## [Work to complete]
Write out all of the entries that follow, word for word, but skip the pictures.

# # #

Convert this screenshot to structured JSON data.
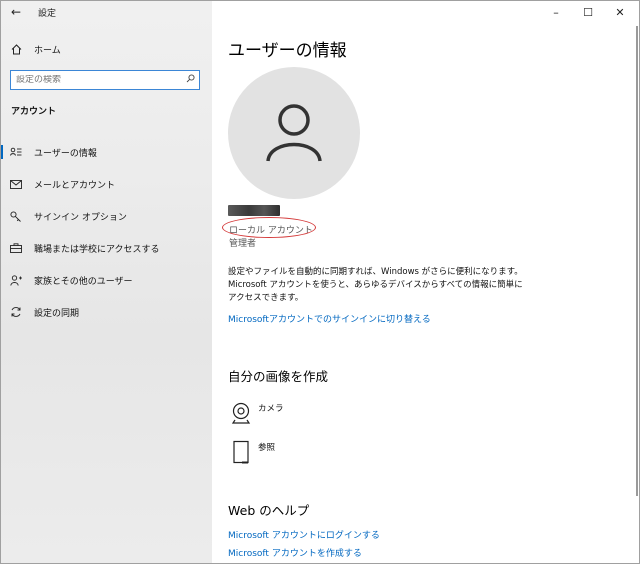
{
  "window": {
    "app_title": "設定",
    "back_icon": "back-arrow-icon",
    "minimize_glyph": "–",
    "maximize_glyph": "☐",
    "close_glyph": "✕"
  },
  "sidebar": {
    "home_label": "ホーム",
    "search_placeholder": "設定の検索",
    "section_heading": "アカウント",
    "items": [
      {
        "label": "ユーザーの情報",
        "icon": "user-info-icon",
        "active": true
      },
      {
        "label": "メールとアカウント",
        "icon": "mail-icon",
        "active": false
      },
      {
        "label": "サインイン オプション",
        "icon": "key-icon",
        "active": false
      },
      {
        "label": "職場または学校にアクセスする",
        "icon": "briefcase-icon",
        "active": false
      },
      {
        "label": "家族とその他のユーザー",
        "icon": "person-add-icon",
        "active": false
      },
      {
        "label": "設定の同期",
        "icon": "sync-icon",
        "active": false
      }
    ]
  },
  "main": {
    "title": "ユーザーの情報",
    "account_type": "ローカル アカウント",
    "role": "管理者",
    "description": "設定やファイルを自動的に同期すれば、Windows がさらに便利になります。Microsoft アカウントを使うと、あらゆるデバイスからすべての情報に簡単にアクセスできます。",
    "switch_link": "Microsoftアカウントでのサインインに切り替える",
    "create_picture_heading": "自分の画像を作成",
    "camera_label": "カメラ",
    "browse_label": "参照",
    "help_heading": "Web のヘルプ",
    "help_links": [
      "Microsoft アカウントにログインする",
      "Microsoft アカウントを作成する"
    ]
  },
  "colors": {
    "accent": "#0067c0",
    "highlight_ellipse": "#d43a3a",
    "avatar_bg": "#e2e2e2"
  }
}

# # #

## [Reply to the exercise]
Convert this screenshot to structured JSON data.
{
  "window": {
    "app_title": "設定",
    "back_icon": "back-arrow-icon",
    "minimize_glyph": "–",
    "maximize_glyph": "☐",
    "close_glyph": "✕"
  },
  "sidebar": {
    "home_label": "ホーム",
    "search_placeholder": "設定の検索",
    "section_heading": "アカウント",
    "items": [
      {
        "label": "ユーザーの情報",
        "icon": "user-info-icon",
        "active": true
      },
      {
        "label": "メールとアカウント",
        "icon": "mail-icon",
        "active": false
      },
      {
        "label": "サインイン オプション",
        "icon": "key-icon",
        "active": false
      },
      {
        "label": "職場または学校にアクセスする",
        "icon": "briefcase-icon",
        "active": false
      },
      {
        "label": "家族とその他のユーザー",
        "icon": "person-add-icon",
        "active": false
      },
      {
        "label": "設定の同期",
        "icon": "sync-icon",
        "active": false
      }
    ]
  },
  "main": {
    "title": "ユーザーの情報",
    "account_type": "ローカル アカウント",
    "role": "管理者",
    "description": "設定やファイルを自動的に同期すれば、Windows がさらに便利になります。Microsoft アカウントを使うと、あらゆるデバイスからすべての情報に簡単にアクセスできます。",
    "switch_link": "Microsoftアカウントでのサインインに切り替える",
    "create_picture_heading": "自分の画像を作成",
    "camera_label": "カメラ",
    "browse_label": "参照",
    "help_heading": "Web のヘルプ",
    "help_links": [
      "Microsoft アカウントにログインする",
      "Microsoft アカウントを作成する"
    ]
  },
  "colors": {
    "accent": "#0067c0",
    "highlight_ellipse": "#d43a3a",
    "avatar_bg": "#e2e2e2"
  }
}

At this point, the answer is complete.